EXERCISE AIM | Write out all of the records precisely. Skip anything that is a picture.

MATERIAL FOR THE TASK |

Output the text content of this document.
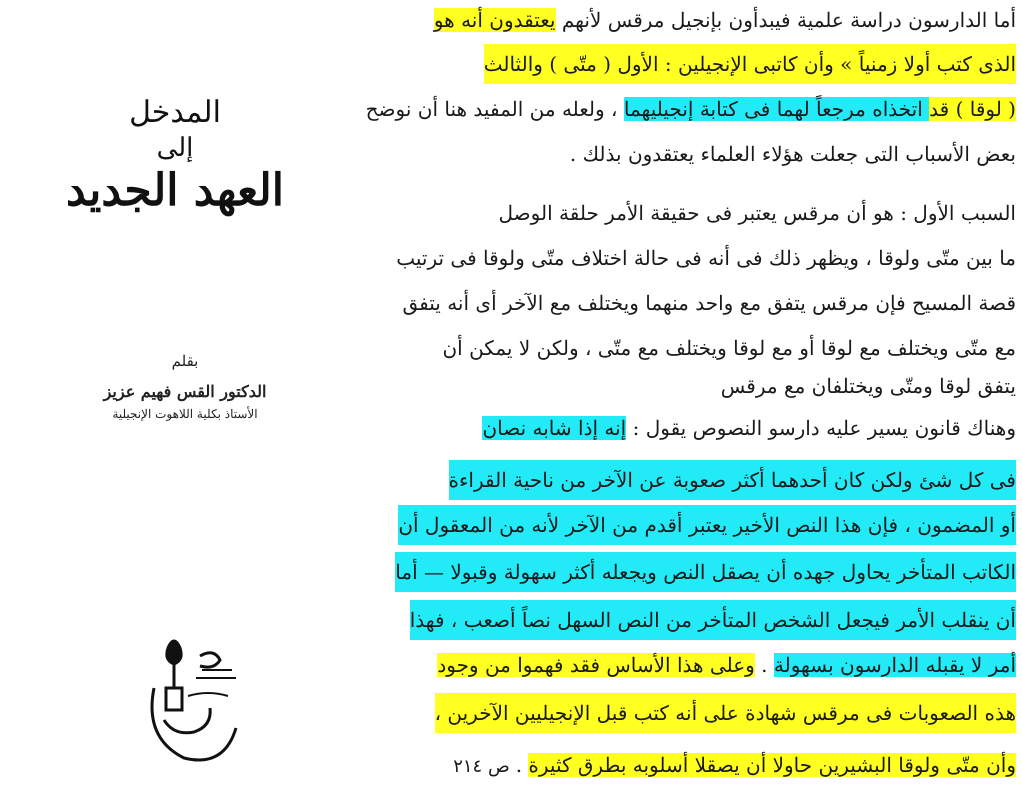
المدخل
إلى
العهد الجديد
بقلم
الدكتور القس فهيم عزيز
الأستاذ بكلية اللاهوت الإنجيلية
أما الدارسون دراسة علمية فيبدأون بإنجيل مرقس لأنهم يعتقدون أنه هو
الذى كتب أولا زمنياً » وأن كاتبى الإنجيلين : الأول ( متّى ) والثالث
( لوقا ) قد اتخذاه مرجعاً لهما فى كتابة إنجيليهما ، ولعله من المفيد هنا أن نوضح
بعض الأسباب التى جعلت هؤلاء العلماء يعتقدون بذلك .
السبب الأول : هو أن مرقس يعتبر فى حقيقة الأمر حلقة الوصل
ما بين متّى ولوقا ، ويظهر ذلك فى أنه فى حالة اختلاف متّى ولوقا فى ترتيب
قصة المسيح فإن مرقس يتفق مع واحد منهما ويختلف مع الآخر أى أنه يتفق
مع متّى ويختلف مع لوقا أو مع لوقا ويختلف مع متّى ، ولكن لا يمكن أن
يتفق لوقا ومتّى ويختلفان مع مرقس
وهناك قانون يسير عليه دارسو النصوص يقول : إنه إذا شابه نصان
فى كل شئ ولكن كان أحدهما أكثر صعوبة عن الآخر من ناحية القراءة
أو المضمون ، فإن هذا النص الأخير يعتبر أقدم من الآخر لأنه من المعقول أن
الكاتب المتأخر يحاول جهده أن يصقل النص ويجعله أكثر سهولة وقبولا — أما
أن ينقلب الأمر فيجعل الشخص المتأخر من النص السهل نصاً أصعب ، فهذا
أمر لا يقبله الدارسون بسهولة . وعلى هذا الأساس فقد فهموا من وجود
هذه الصعوبات فى مرقس شهادة على أنه كتب قبل الإنجيليين الآخرين ،
وأن متّى ولوقا البشيرين حاولا أن يصقلا أسلوبه بطرق كثيرة .ص ٢١٤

RESULT FOR THIS EXERCISE |
Output the text content of this document.
المدخل
إلى
العهد الجديد
بقلم
الدكتور القس فهيم عزيز
الأستاذ بكلية اللاهوت الإنجيلية
أما الدارسون دراسة علمية فيبدأون بإنجيل مرقس لأنهم يعتقدون أنه هو
الذى كتب أولا زمنياً » وأن كاتبى الإنجيلين : الأول ( متّى ) والثالث
( لوقا ) قد اتخذاه مرجعاً لهما فى كتابة إنجيليهما ، ولعله من المفيد هنا أن نوضح
بعض الأسباب التى جعلت هؤلاء العلماء يعتقدون بذلك .
السبب الأول : هو أن مرقس يعتبر فى حقيقة الأمر حلقة الوصل
ما بين متّى ولوقا ، ويظهر ذلك فى أنه فى حالة اختلاف متّى ولوقا فى ترتيب
قصة المسيح فإن مرقس يتفق مع واحد منهما ويختلف مع الآخر أى أنه يتفق
مع متّى ويختلف مع لوقا أو مع لوقا ويختلف مع متّى ، ولكن لا يمكن أن
يتفق لوقا ومتّى ويختلفان مع مرقس
وهناك قانون يسير عليه دارسو النصوص يقول : إنه إذا شابه نصان
فى كل شئ ولكن كان أحدهما أكثر صعوبة عن الآخر من ناحية القراءة
أو المضمون ، فإن هذا النص الأخير يعتبر أقدم من الآخر لأنه من المعقول أن
الكاتب المتأخر يحاول جهده أن يصقل النص ويجعله أكثر سهولة وقبولا — أما
أن ينقلب الأمر فيجعل الشخص المتأخر من النص السهل نصاً أصعب ، فهذا
أمر لا يقبله الدارسون بسهولة . وعلى هذا الأساس فقد فهموا من وجود
هذه الصعوبات فى مرقس شهادة على أنه كتب قبل الإنجيليين الآخرين ،
وأن متّى ولوقا البشيرين حاولا أن يصقلا أسلوبه بطرق كثيرة .ص ٢١٤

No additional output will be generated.